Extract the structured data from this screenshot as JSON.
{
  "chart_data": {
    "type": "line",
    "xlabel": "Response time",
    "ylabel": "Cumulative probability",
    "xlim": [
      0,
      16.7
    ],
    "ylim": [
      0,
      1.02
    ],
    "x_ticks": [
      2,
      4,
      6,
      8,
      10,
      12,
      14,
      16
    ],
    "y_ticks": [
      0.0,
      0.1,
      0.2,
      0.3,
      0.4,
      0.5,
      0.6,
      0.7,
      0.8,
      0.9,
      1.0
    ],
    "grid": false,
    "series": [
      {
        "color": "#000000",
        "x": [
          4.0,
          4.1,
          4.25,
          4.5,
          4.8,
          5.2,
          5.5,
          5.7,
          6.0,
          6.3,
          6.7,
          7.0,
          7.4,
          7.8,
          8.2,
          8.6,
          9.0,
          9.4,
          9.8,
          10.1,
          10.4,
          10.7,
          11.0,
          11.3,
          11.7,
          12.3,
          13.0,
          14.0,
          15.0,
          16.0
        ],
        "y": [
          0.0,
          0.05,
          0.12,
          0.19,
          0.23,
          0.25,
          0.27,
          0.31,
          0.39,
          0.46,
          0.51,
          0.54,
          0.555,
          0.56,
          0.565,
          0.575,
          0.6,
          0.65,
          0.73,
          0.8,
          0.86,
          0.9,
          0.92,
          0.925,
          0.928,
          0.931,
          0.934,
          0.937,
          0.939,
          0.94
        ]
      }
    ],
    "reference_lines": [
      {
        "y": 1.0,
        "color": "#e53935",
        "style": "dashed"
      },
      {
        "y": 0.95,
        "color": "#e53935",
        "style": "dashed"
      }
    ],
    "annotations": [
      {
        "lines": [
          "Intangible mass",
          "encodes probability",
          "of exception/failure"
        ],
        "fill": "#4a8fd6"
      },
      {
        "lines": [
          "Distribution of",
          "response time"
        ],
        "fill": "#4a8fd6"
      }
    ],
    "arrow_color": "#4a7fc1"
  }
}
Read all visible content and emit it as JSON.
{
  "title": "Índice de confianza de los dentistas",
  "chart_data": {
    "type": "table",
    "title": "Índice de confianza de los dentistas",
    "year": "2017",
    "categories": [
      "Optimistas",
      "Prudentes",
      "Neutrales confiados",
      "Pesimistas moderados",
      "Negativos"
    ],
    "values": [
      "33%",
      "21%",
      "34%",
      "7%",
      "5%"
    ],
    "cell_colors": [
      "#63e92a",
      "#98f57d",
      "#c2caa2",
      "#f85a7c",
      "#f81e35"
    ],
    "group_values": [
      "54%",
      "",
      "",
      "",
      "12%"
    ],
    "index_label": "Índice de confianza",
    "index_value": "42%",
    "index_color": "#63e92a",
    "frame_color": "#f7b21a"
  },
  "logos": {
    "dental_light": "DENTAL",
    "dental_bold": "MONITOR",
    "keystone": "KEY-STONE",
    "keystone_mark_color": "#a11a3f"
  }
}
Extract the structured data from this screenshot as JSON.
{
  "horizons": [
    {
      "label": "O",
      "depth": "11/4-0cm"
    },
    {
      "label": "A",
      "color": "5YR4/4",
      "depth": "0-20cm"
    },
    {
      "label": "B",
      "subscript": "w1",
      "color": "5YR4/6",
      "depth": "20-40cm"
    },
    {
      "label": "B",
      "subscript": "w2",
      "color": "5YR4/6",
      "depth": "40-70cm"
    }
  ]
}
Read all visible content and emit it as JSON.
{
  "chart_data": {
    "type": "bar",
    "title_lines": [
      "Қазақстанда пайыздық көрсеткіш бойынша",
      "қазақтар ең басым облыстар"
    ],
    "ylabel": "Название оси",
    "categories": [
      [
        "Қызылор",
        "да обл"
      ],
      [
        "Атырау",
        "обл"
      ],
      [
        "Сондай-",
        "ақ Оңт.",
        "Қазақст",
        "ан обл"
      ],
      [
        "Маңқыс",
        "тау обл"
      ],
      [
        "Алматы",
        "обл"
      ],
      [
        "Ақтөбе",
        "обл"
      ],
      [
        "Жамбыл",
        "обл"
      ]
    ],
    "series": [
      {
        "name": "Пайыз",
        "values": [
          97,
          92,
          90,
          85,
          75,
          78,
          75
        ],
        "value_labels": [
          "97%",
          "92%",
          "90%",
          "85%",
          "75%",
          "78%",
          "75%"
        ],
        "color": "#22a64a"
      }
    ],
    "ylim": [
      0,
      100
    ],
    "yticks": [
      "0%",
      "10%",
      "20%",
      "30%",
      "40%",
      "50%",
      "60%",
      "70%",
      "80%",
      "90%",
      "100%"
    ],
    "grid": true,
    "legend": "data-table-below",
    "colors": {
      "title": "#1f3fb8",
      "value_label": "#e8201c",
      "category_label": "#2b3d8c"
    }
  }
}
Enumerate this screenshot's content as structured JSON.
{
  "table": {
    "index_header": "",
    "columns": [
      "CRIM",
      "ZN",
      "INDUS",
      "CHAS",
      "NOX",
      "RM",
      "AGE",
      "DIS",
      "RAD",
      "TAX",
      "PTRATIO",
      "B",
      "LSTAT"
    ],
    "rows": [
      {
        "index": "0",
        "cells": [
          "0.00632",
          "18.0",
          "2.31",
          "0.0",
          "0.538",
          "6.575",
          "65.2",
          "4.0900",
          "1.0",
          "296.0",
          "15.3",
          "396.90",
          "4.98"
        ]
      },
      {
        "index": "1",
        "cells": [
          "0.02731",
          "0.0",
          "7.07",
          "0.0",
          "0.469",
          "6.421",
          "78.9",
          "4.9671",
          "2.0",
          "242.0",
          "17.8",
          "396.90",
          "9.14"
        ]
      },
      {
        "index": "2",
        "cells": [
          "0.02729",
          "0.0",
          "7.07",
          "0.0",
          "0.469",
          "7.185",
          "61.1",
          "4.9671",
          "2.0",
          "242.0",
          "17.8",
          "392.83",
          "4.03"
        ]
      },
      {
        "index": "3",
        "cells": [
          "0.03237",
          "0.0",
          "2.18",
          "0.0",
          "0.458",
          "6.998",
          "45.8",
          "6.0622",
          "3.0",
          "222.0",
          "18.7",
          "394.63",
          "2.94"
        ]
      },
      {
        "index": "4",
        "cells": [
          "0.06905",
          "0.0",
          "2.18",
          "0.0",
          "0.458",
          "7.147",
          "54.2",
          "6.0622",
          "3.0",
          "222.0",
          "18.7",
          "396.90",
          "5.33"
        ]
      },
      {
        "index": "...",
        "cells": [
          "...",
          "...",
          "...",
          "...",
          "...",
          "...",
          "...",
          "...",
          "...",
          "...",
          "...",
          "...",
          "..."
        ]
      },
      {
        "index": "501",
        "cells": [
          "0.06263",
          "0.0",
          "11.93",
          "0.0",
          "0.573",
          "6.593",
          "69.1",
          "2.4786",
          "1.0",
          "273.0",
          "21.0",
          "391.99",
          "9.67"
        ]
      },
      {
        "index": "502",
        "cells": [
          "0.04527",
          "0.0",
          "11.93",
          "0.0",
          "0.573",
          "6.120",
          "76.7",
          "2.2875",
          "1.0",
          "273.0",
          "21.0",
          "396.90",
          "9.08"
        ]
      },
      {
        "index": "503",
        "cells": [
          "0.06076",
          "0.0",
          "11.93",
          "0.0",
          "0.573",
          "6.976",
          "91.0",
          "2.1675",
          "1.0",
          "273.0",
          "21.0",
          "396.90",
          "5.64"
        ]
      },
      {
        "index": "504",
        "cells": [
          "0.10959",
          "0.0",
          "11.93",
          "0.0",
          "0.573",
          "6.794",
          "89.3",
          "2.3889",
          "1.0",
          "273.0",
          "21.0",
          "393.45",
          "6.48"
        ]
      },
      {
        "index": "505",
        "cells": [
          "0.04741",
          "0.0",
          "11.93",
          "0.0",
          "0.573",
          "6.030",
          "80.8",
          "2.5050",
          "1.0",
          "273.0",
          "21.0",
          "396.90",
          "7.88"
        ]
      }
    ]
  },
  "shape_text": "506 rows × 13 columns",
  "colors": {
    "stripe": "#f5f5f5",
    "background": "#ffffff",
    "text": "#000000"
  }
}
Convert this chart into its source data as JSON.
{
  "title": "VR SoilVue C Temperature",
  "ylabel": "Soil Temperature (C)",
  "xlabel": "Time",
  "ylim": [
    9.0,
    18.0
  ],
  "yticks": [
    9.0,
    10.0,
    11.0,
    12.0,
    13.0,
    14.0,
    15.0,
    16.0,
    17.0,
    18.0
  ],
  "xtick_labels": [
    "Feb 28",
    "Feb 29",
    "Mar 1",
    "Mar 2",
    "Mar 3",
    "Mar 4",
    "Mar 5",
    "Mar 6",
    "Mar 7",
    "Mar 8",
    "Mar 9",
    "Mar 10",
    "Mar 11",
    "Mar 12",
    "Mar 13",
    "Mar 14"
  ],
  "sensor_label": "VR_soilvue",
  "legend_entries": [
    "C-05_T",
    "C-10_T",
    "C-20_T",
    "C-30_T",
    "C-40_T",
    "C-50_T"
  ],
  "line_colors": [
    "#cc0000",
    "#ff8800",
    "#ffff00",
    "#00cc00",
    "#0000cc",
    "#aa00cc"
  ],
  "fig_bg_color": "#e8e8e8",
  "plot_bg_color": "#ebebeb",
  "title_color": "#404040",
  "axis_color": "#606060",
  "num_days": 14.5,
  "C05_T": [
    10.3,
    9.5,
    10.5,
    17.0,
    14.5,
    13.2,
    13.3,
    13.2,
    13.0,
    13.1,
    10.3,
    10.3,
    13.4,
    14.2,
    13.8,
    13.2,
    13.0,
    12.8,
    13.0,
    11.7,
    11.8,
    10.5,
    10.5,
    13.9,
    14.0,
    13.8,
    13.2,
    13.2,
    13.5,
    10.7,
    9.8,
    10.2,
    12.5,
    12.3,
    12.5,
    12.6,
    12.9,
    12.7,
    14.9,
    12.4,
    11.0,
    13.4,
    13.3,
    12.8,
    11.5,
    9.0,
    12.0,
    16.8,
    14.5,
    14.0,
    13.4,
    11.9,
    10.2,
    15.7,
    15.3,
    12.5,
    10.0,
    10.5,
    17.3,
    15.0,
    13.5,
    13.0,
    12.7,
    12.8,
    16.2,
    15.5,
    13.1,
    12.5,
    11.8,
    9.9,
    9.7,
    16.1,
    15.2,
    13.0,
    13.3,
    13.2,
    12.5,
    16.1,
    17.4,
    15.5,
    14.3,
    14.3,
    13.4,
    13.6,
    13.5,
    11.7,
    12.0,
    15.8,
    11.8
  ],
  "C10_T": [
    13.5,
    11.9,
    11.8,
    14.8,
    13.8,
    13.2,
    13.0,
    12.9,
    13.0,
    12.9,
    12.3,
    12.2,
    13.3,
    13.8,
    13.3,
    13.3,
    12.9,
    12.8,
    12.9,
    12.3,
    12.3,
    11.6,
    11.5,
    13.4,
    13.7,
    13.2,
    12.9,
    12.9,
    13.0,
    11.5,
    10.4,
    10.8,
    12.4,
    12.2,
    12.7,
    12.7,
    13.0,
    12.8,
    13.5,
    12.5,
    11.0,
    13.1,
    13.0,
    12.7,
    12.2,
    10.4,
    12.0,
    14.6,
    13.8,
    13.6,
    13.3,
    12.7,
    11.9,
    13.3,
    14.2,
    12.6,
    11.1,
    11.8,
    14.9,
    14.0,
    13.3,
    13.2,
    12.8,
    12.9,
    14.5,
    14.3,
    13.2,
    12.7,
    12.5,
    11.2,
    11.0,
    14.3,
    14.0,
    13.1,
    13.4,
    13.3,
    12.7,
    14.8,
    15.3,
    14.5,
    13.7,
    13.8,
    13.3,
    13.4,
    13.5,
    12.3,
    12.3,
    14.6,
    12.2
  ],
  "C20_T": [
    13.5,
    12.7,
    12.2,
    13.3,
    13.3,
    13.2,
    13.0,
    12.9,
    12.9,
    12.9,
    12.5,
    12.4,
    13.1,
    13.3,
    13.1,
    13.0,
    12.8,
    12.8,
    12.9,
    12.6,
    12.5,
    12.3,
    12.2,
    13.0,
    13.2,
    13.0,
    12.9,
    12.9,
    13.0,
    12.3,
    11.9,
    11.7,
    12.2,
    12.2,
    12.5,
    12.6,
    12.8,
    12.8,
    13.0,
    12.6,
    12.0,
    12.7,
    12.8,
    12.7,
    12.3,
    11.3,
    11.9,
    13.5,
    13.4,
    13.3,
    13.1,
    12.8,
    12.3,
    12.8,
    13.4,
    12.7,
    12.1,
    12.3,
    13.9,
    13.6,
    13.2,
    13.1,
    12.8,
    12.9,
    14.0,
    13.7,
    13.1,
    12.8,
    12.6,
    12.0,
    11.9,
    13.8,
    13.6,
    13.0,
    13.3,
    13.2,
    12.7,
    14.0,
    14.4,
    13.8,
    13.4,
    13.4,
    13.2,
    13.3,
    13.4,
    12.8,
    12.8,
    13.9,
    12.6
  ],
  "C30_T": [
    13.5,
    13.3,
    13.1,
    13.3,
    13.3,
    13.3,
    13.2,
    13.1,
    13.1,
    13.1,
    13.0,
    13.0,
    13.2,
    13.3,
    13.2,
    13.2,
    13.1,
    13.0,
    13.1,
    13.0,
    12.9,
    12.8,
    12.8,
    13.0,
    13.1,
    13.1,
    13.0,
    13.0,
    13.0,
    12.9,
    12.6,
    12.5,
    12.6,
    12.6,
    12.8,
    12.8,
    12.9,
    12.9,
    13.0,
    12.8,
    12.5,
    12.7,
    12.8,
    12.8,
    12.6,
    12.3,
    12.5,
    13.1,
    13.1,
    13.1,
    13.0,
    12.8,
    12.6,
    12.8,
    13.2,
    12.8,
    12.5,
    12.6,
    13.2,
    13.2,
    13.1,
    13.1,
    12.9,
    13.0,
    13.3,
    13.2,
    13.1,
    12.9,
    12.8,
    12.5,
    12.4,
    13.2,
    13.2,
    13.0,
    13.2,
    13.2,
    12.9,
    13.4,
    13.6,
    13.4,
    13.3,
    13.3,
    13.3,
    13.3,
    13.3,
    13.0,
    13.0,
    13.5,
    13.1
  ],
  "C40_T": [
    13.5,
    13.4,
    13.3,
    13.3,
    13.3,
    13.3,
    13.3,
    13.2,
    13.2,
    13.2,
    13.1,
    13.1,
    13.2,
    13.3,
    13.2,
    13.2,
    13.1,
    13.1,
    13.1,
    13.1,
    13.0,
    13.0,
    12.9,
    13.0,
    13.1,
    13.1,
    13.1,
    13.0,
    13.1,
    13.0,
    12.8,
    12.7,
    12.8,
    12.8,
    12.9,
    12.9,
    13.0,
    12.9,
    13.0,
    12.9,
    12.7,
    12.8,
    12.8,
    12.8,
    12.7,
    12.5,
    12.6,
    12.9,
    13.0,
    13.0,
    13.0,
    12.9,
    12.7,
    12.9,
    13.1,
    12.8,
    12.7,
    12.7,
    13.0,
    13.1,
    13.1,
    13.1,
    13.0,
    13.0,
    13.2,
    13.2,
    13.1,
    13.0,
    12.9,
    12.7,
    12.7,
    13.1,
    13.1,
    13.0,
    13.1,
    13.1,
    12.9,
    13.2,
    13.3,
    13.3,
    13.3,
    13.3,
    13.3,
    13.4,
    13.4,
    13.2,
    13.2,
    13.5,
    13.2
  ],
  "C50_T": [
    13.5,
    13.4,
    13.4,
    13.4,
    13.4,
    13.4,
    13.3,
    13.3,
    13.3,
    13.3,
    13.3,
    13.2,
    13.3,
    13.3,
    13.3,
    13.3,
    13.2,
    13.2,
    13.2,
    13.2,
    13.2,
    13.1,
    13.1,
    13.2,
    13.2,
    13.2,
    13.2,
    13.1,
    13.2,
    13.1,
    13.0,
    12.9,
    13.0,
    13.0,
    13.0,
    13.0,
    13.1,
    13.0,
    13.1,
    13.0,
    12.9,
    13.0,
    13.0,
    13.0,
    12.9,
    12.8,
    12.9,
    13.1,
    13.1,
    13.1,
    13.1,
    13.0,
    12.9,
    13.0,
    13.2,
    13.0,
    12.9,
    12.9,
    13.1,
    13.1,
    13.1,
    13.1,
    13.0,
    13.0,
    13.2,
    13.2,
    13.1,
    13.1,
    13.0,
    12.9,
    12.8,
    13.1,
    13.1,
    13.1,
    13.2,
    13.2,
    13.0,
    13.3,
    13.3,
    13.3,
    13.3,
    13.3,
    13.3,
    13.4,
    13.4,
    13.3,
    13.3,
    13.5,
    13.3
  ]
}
== == ==
§ Problem requirements
Among the lines of the records above, count those holding the string "probability", and report only the number.

§ Finished exercise
2